* **Set problem**: Copy the entries below word for word, starting at the line that contains "48, 1047, 51]" and continuing down through the line that contains "66, 1733, 69]", with both of those lines included.

* **Supplied records**:
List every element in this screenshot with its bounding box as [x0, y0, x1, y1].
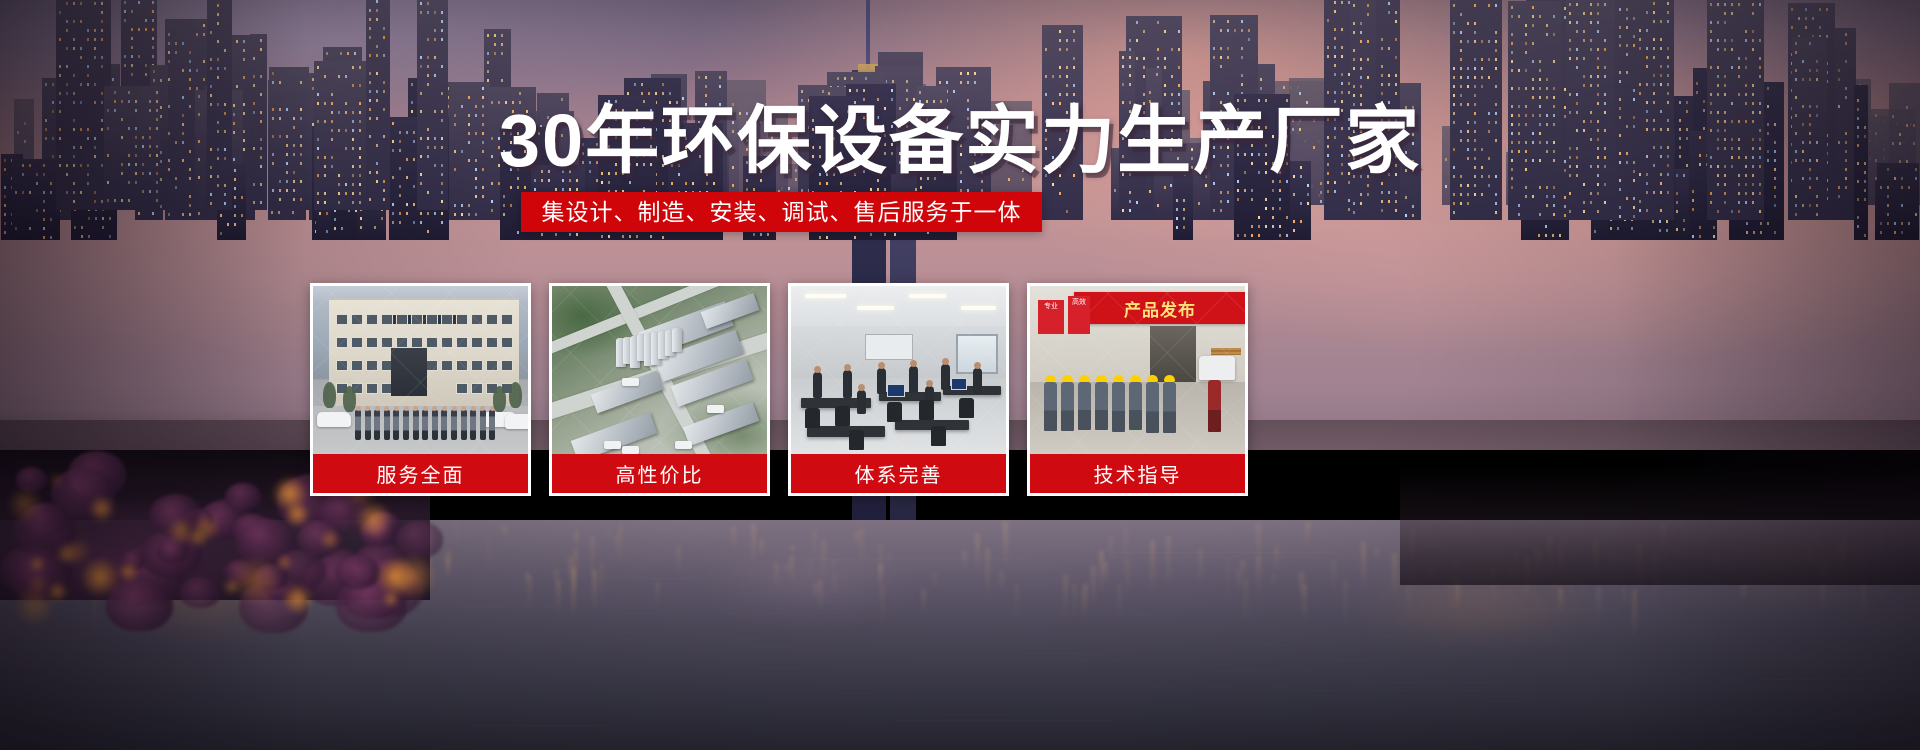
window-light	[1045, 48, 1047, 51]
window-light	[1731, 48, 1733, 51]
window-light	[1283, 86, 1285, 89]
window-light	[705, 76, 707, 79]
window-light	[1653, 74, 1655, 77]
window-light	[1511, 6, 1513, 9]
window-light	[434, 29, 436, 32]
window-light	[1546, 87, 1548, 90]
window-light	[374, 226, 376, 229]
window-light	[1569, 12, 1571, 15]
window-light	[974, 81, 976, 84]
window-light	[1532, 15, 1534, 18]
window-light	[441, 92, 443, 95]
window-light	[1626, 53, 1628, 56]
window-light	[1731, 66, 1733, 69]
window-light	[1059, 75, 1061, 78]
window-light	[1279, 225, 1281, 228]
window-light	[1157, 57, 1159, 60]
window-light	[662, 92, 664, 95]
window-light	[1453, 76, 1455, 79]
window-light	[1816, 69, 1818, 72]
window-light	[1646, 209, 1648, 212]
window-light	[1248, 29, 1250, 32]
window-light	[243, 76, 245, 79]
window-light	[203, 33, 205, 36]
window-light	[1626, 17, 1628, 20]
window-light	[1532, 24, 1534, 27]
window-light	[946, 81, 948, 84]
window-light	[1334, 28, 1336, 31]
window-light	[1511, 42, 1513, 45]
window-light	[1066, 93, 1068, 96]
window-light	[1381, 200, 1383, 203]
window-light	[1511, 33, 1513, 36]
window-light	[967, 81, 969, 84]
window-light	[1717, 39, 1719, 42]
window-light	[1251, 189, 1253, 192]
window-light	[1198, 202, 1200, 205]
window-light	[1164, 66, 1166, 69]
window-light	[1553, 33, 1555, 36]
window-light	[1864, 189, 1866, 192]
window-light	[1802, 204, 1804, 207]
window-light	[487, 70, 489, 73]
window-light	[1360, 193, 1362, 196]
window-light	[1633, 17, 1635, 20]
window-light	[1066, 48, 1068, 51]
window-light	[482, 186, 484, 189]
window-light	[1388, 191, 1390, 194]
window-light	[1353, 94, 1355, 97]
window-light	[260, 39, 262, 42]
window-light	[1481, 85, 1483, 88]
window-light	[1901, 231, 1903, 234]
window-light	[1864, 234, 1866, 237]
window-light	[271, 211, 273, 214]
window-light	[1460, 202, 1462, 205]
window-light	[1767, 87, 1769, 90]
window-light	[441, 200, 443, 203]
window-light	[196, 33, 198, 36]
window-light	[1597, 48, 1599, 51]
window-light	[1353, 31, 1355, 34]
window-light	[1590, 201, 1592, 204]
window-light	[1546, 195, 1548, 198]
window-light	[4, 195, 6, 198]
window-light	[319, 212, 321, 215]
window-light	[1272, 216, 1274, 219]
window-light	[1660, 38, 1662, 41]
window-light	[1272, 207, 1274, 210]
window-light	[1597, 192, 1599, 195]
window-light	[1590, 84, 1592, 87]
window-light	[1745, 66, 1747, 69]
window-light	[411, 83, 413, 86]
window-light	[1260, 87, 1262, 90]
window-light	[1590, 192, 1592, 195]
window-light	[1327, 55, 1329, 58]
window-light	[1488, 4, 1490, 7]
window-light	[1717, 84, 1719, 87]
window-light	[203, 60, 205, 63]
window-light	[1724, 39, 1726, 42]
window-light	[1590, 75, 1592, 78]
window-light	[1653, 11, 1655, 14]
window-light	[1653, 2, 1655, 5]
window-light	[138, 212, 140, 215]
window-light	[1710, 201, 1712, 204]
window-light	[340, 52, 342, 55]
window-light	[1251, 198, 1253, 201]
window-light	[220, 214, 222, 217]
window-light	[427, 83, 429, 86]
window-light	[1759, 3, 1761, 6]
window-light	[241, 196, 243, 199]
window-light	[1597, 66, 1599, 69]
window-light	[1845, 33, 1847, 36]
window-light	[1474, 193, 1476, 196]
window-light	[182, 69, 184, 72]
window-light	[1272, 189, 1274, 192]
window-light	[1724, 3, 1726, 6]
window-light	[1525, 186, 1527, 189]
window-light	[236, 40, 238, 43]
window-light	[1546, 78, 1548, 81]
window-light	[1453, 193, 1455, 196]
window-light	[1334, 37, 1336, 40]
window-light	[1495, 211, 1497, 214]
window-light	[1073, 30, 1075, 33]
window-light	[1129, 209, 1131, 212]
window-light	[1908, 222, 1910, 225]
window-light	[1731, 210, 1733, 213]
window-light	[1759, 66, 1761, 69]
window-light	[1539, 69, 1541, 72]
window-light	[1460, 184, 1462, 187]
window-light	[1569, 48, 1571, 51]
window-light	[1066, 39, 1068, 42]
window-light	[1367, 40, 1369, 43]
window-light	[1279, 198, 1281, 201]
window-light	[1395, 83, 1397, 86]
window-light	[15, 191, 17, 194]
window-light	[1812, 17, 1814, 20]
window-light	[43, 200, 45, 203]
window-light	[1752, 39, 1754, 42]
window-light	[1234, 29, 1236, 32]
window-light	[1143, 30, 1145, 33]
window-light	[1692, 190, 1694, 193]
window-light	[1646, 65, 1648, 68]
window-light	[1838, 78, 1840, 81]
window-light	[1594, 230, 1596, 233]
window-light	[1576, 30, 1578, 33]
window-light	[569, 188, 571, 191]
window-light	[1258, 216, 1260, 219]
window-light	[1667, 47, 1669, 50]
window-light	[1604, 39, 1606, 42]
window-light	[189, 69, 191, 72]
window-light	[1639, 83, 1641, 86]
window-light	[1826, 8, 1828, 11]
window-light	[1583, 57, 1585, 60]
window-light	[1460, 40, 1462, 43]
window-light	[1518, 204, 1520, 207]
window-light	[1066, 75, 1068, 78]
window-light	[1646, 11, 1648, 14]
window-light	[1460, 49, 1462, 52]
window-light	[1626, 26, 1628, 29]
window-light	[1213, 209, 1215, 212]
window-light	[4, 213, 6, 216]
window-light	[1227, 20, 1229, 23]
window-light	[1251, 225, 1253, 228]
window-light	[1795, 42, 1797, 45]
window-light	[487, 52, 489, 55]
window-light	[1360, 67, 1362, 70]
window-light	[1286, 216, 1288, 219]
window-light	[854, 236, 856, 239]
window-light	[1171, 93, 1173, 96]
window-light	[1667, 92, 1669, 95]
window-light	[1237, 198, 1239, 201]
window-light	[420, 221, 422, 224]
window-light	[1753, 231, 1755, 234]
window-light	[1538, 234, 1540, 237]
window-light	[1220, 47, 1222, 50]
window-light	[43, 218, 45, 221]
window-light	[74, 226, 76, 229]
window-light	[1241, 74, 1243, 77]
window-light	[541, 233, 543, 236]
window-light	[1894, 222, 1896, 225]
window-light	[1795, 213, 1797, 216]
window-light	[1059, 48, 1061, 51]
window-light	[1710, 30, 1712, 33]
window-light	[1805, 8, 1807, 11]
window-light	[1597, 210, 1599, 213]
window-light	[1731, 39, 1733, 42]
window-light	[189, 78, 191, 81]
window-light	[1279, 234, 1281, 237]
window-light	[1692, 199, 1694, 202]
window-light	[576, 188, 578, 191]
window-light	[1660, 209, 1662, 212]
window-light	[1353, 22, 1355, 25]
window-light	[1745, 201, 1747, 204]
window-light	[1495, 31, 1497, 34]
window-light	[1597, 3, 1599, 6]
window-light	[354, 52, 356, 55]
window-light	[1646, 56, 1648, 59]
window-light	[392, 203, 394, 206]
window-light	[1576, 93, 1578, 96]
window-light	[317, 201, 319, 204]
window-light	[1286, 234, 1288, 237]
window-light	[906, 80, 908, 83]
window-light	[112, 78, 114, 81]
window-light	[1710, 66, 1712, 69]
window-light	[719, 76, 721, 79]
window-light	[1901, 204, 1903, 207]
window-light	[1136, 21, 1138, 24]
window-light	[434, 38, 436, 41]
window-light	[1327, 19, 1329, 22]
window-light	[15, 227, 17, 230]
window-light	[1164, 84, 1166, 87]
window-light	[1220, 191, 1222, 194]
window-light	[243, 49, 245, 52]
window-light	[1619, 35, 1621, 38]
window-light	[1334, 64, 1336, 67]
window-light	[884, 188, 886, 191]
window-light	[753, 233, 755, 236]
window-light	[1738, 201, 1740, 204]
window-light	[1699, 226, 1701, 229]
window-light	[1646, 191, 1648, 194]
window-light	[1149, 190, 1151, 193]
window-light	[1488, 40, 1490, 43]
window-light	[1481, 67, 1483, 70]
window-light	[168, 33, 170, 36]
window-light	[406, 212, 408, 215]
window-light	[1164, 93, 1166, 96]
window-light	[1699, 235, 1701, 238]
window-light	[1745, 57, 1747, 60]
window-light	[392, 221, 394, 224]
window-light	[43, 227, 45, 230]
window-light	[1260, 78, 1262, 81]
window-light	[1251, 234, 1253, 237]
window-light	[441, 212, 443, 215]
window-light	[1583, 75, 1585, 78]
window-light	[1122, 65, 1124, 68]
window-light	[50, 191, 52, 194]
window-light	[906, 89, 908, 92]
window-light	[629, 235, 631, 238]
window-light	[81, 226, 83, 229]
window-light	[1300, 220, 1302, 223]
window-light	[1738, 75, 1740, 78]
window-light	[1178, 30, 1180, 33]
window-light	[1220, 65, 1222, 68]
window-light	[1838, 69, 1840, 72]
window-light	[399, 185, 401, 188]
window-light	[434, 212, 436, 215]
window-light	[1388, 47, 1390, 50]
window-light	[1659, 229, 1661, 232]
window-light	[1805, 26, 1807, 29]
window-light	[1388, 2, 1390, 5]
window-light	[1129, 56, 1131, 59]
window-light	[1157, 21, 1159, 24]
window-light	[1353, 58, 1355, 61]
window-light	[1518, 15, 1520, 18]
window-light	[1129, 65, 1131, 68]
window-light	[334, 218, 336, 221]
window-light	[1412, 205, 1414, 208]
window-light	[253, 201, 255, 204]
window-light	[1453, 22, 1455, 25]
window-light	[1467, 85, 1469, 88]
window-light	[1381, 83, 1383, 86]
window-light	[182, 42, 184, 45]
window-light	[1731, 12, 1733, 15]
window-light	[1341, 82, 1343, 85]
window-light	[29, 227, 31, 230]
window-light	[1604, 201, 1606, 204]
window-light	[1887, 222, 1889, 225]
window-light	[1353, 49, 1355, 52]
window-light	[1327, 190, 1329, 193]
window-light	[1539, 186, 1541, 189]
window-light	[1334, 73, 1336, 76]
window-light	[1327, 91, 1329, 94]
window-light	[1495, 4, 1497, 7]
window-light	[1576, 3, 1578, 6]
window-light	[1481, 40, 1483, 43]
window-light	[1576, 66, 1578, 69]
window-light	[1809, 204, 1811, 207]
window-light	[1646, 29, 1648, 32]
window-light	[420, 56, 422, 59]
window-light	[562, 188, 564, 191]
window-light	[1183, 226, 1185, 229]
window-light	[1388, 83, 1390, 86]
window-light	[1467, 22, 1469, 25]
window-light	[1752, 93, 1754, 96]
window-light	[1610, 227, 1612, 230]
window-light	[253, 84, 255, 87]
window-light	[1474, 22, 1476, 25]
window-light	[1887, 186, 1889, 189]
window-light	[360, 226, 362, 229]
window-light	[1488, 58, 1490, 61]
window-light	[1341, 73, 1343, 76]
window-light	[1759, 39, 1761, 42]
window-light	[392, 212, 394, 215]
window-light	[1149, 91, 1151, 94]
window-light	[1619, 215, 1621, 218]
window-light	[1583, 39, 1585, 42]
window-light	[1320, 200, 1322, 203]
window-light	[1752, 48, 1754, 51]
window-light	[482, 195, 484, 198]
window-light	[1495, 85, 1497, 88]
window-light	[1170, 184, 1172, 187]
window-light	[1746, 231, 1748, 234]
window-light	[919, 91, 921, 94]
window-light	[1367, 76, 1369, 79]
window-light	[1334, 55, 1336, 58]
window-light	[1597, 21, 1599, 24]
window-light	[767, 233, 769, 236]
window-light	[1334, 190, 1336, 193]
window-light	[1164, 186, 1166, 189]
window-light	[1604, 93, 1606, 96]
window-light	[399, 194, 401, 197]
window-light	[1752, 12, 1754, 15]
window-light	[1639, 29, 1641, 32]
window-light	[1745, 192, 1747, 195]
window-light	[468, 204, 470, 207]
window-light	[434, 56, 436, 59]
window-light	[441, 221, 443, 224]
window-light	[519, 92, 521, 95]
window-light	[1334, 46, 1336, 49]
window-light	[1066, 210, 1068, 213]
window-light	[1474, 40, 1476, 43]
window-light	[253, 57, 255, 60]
...
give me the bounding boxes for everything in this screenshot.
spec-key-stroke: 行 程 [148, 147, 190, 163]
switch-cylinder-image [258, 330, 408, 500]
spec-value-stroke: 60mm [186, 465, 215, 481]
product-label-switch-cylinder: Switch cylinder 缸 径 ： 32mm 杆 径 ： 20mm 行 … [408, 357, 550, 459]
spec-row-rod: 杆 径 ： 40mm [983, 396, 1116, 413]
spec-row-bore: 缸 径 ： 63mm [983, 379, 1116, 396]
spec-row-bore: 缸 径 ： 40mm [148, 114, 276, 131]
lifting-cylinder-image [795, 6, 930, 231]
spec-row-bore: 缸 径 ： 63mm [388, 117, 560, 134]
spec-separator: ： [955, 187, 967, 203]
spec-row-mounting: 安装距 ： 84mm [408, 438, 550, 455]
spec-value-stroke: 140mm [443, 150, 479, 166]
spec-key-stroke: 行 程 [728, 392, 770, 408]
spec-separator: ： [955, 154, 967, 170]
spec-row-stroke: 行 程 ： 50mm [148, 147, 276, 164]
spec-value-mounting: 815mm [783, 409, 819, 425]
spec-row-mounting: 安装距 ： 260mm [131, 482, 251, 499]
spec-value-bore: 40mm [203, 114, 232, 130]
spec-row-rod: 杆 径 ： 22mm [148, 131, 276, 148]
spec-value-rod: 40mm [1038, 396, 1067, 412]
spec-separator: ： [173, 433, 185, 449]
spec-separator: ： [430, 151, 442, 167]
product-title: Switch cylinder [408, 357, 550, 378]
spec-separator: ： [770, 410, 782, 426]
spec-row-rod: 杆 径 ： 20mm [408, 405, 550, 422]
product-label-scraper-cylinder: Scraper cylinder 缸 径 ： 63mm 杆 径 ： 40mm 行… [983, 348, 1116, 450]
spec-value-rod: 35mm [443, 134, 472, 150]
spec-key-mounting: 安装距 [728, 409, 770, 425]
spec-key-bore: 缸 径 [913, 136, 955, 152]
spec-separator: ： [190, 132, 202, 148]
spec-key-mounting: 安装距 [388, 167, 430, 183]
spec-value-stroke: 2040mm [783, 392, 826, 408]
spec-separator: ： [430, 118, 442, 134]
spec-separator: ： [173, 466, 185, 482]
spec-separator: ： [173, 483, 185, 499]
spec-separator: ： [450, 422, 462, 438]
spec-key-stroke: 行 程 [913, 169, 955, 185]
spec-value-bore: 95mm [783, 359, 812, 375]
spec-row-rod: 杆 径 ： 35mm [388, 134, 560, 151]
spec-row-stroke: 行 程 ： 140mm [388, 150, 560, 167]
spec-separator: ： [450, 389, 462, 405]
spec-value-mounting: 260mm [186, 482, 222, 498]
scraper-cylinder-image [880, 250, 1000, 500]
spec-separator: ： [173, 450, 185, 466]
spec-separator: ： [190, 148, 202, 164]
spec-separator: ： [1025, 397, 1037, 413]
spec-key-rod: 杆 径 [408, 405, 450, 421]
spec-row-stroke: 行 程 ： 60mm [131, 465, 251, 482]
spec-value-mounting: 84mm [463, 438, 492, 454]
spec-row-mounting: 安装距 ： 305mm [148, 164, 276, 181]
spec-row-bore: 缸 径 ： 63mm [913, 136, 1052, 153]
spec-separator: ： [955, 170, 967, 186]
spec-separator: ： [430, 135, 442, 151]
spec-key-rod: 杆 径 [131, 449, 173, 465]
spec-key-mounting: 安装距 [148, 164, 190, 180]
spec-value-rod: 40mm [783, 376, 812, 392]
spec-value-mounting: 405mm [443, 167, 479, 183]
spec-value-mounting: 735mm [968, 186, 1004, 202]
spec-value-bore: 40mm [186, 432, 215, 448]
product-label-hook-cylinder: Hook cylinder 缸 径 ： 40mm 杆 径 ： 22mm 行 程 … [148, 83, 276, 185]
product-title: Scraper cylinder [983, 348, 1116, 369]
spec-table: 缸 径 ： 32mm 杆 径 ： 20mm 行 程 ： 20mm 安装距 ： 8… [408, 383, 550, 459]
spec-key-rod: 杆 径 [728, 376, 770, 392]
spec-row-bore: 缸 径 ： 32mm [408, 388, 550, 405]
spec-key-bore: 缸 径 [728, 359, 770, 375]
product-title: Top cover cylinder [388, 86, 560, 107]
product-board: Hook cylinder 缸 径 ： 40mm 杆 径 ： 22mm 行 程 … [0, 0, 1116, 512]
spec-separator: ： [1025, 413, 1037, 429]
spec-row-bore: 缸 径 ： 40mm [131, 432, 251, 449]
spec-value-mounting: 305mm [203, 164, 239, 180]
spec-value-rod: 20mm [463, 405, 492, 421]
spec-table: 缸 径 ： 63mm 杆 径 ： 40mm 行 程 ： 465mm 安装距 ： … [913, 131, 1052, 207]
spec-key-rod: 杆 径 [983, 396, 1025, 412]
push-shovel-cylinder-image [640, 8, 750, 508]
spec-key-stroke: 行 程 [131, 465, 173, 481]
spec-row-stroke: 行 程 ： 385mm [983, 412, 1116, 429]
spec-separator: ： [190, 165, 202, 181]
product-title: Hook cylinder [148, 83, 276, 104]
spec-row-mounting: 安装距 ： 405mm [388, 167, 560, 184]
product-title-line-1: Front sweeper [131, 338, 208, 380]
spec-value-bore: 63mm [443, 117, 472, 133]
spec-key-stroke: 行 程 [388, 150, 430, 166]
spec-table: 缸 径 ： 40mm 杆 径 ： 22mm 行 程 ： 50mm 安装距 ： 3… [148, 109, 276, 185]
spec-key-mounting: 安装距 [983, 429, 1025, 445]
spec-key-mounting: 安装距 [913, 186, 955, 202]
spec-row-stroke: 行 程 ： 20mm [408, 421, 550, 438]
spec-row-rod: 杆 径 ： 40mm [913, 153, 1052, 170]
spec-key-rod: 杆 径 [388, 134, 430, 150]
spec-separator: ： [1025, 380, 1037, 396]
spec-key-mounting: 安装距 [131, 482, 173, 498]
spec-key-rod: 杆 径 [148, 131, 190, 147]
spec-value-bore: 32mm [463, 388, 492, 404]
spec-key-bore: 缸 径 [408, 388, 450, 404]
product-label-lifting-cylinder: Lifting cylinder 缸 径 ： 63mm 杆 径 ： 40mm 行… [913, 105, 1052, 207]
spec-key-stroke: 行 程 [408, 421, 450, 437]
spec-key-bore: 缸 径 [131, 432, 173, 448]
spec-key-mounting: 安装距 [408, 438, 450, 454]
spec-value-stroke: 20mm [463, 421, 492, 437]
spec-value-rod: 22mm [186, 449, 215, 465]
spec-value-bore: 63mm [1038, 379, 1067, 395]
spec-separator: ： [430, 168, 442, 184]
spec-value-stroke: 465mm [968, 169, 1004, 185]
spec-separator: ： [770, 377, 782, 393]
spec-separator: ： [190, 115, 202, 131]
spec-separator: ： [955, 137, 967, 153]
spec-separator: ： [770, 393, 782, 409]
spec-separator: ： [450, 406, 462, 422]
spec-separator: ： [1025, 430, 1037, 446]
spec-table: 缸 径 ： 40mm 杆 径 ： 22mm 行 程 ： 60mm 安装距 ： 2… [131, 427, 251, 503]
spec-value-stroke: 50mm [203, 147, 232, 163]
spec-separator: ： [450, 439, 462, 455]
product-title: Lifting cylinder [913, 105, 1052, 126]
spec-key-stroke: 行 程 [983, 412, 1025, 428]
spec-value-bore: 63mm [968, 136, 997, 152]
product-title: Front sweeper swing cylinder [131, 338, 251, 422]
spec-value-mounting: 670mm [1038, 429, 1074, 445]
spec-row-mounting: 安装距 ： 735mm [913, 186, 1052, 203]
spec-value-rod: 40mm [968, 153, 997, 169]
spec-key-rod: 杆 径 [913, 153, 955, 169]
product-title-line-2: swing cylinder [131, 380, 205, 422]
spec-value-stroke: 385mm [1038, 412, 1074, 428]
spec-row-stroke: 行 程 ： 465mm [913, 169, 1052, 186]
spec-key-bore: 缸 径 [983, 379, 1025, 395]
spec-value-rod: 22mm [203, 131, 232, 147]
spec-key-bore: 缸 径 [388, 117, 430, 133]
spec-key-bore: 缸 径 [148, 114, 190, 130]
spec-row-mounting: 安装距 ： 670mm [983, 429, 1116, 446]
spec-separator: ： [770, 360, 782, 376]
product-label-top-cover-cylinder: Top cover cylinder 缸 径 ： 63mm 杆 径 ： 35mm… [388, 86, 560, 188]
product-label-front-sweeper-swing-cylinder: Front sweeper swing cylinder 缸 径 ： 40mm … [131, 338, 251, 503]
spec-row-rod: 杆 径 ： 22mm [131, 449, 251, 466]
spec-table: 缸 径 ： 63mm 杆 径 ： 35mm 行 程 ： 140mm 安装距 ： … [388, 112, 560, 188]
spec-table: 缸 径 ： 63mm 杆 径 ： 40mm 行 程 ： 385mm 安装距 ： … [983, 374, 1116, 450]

* **Exercise result**:
window-light	[1045, 48, 1047, 51]
window-light	[1731, 48, 1733, 51]
window-light	[1283, 86, 1285, 89]
window-light	[705, 76, 707, 79]
window-light	[1653, 74, 1655, 77]
window-light	[1511, 6, 1513, 9]
window-light	[434, 29, 436, 32]
window-light	[1546, 87, 1548, 90]
window-light	[374, 226, 376, 229]
window-light	[1569, 12, 1571, 15]
window-light	[974, 81, 976, 84]
window-light	[1532, 15, 1534, 18]
window-light	[441, 92, 443, 95]
window-light	[1626, 53, 1628, 56]
window-light	[1731, 66, 1733, 69]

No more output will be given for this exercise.